S’agissant de la saisine proprement dite de la Cour Constitutionnelle en interprétation de la Constitution, la Coalition rappelle qu’au terme de l’article 161 de la Constitution en vigueur seuls le Président de République, le Gouvernement, le Président du Sénat, le Président de l’Assemblée Nationale, le dixième des membres de chacune des chambres parlementaires, des Gouverneurs de province et des Présidents des assemblées provinciales sont habilités à le faire.

Le Président de la CENI n’en a pas qualité. La Cour Constitutionnelle a réaffirmé ce principe dans son arrêt R. Const.008/2015 du 08 août 2015.

Dans tous les cas, la Constitution de la RDC n’a pas attribué à la Cour Constitutionnelle la compétence de prolonger le délai de la tenue de l’élection présidentielle.

  1. En cas de non-respect de délai constitutionnel, l’article 75 de la Constitution s’applique.

La Coalition de 33 ONG considère le projet de saisine de la Cour Constitutionnelle comme une énième stratagème de la CENI pour ne pas organiser l’élection présidentielle dans le délai constitutionnel. La CENI joue au jeu du Gouvernement afin de lui assurer un maintien au pouvoir en violation des règles constitutionnelles. C’est ainsi, à titre d’exemple, qu’elle s’est donnée cinq mois pour « l’appel d’offre international », alors que le marché était déjà conclu avec une entreprise bien connue depuis novembre 2015 avec un cahier des charges déjà élaboré par son actuel Président.

La Coalition de 33 ONG rejette la mauvaise interprétation de l’article 70 de la Constitution qui vise tout simplement à encourager les manœuvres dilatoires constatées à ce jour.

Pour la Coalition, l’article 70 parle «du» Président élu, pas «d’un» président élu. Le «du» est un article défini qui signifie qu’il faut qu’il y ait un tel «élu» pour que le Président sortant reste en place jusqu’à l’investiture de son successeur qui est déjà élu.

S’il n’y a pas d’élection présidentielle dans le délai constitutionnel, on devra appliquer l’article 75, qui prescrit qu’ »en cas de vacance pour cause de décès, de démission ou pour toute autre cause d’empêchement définitif, les fonctions de Président de la République […] sont provisoirement exercées par le Président du Sénat ». Car le «ou» pour toute autre cause d’empêchement définitif » concerne bien entendu aussi le dépassement des deux mandats successifs de cinq ans.

Exercice proposé
Indiquez si chacune des affirmations suivantes concorde avec l’extrait sur la saisine de la Cour constitutionnelle, en répondant par oui ou par non et en citant les mots décisifs du texte. (a) Le Président de la CENI peut saisir la Cour constitutionnelle en interprétation de la Constitution. (b) Si le délai constitutionnel n’est pas respecté, c’est l’article 75 de la Constitution qui s’applique. (c) Pour la Coalition, l’article 70 parle d’« un » président élu.

Extraits des données
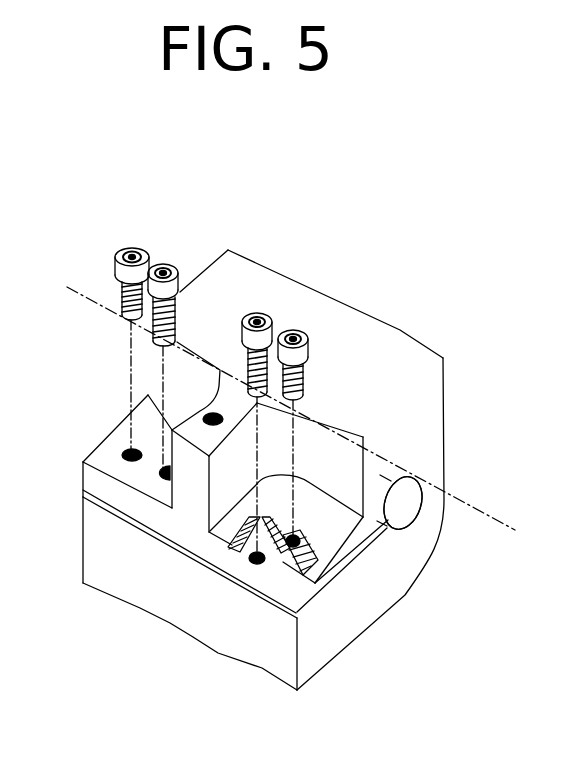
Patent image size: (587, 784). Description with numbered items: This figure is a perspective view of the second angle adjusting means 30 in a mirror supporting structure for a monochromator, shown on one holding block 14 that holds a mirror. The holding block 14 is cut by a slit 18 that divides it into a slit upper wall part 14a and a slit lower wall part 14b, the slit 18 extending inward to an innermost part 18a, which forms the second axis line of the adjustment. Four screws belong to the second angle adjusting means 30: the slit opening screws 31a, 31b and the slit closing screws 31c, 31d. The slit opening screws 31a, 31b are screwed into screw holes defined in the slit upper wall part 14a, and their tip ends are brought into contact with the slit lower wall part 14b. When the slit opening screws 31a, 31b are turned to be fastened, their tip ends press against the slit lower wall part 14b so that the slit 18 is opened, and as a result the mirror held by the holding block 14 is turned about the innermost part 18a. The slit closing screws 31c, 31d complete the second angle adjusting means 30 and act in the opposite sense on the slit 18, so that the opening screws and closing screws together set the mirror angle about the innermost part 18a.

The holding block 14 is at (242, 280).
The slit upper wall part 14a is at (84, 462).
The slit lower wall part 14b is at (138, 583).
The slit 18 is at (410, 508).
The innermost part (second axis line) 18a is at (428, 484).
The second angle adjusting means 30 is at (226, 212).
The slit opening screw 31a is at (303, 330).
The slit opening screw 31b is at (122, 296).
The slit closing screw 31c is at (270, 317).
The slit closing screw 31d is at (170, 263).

Réponse rédigée
(a) Non : « Le Président de la CENI n’en a pas qualité. »
(b) Oui : « En cas de non-respect de délai constitutionnel, l’article 75 de la Constitution s’applique. »
(c) Non : « l’article 70 parle «du» Président élu, pas «d’un» président élu. »